• TAAKOMSCHRIJVING:
Haal uit de records elke regel met het woord 'ticks' en schrijf die regels ongewijzigd over.

• UITTREKSEL UIT RECORDS:
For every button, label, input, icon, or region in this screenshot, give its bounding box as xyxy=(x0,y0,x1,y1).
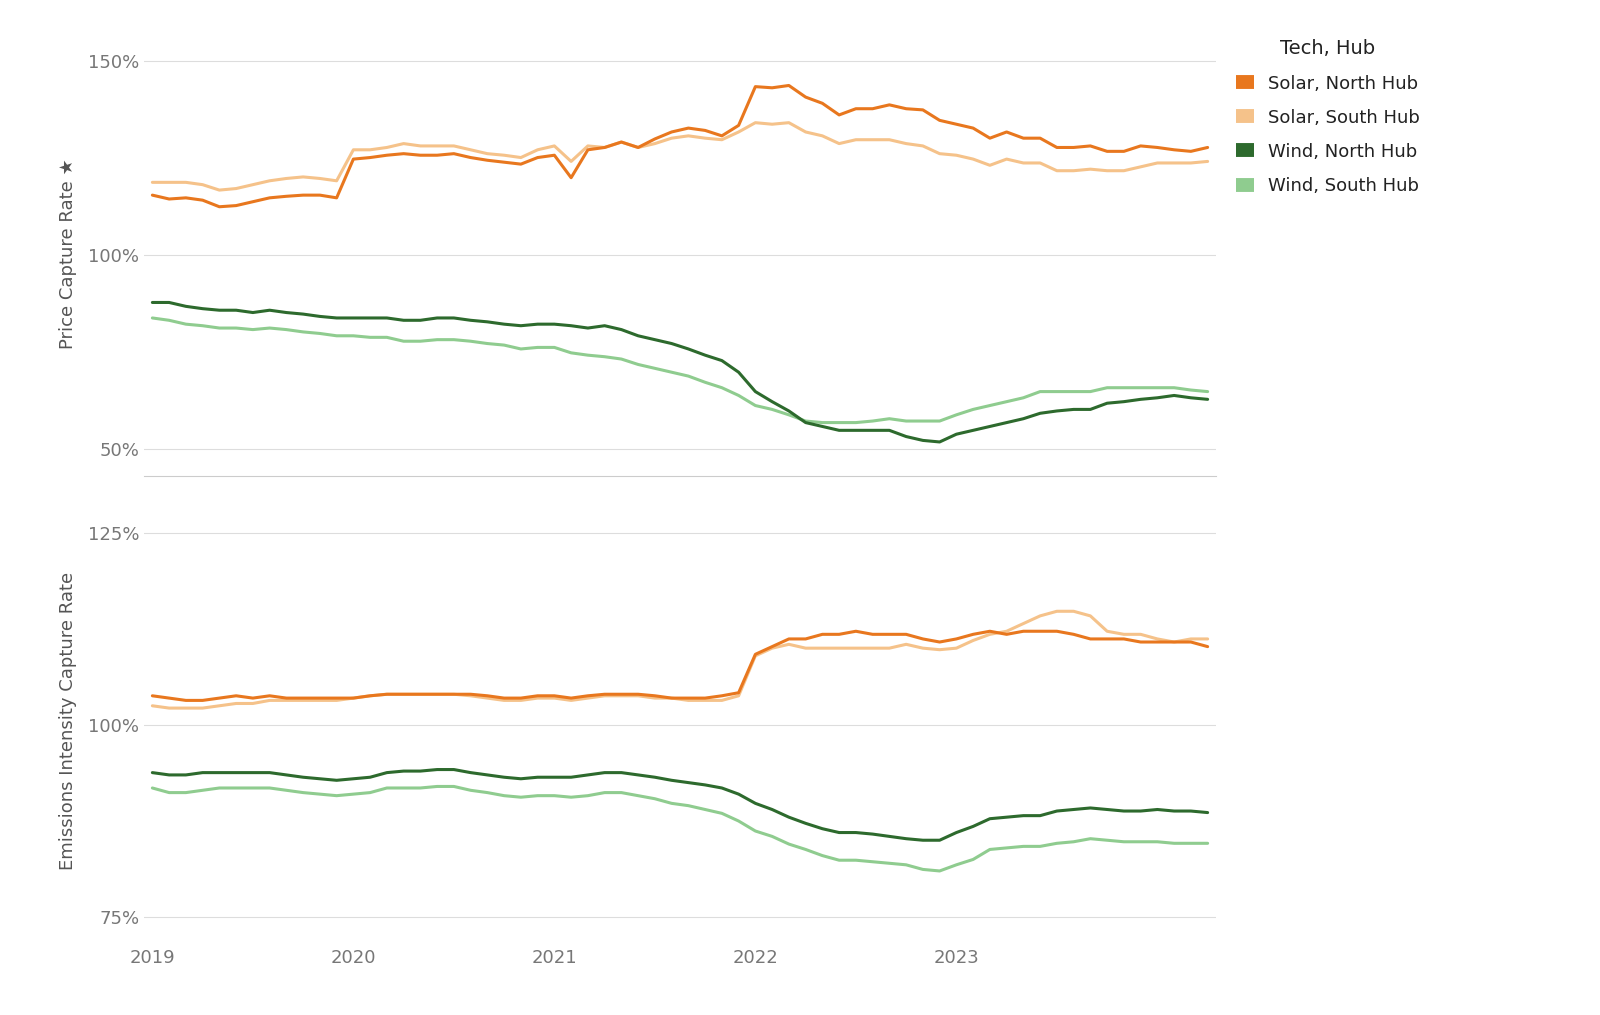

...

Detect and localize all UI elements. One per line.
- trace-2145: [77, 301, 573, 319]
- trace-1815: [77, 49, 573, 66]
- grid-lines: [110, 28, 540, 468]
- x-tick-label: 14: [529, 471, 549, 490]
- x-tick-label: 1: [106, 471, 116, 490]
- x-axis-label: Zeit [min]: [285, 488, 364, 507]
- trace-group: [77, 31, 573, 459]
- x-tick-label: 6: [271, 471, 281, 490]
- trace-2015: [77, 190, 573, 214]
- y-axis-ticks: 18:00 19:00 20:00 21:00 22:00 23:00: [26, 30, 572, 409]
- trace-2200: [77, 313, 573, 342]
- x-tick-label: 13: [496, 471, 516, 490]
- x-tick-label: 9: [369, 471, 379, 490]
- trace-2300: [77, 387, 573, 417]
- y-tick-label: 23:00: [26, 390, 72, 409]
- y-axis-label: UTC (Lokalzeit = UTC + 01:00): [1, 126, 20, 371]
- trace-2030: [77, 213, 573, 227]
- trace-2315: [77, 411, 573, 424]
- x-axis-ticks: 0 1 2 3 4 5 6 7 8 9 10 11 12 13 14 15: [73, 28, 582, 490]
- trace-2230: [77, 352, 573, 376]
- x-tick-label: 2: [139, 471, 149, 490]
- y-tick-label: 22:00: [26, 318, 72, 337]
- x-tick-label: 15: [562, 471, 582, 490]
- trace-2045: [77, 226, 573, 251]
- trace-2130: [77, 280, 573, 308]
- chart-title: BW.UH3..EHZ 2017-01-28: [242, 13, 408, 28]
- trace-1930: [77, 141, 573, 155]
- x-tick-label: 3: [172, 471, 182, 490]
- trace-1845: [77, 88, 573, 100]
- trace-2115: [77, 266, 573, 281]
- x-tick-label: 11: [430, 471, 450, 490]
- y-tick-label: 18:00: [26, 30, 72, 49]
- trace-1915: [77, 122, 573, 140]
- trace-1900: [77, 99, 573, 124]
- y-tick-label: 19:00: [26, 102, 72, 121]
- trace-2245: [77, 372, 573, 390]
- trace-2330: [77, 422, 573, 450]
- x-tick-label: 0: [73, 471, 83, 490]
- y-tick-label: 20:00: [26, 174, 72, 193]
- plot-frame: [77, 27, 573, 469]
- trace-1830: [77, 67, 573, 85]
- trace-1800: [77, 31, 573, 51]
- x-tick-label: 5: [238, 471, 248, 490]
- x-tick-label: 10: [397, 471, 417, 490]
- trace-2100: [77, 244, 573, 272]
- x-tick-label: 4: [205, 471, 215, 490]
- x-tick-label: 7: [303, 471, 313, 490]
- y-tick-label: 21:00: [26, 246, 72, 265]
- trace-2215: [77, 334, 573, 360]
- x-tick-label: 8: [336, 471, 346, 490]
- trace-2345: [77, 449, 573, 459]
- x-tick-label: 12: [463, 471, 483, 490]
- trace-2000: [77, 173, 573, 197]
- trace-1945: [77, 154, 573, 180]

• SCHRIFTELIJK ANTWOORD:
- y-axis-ticks: 18:00 19:00 20:00 21:00 22:00 23:00: [26, 30, 572, 409]
- x-axis-ticks: 0 1 2 3 4 5 6 7 8 9 10 11 12 13 14 15: [73, 28, 582, 490]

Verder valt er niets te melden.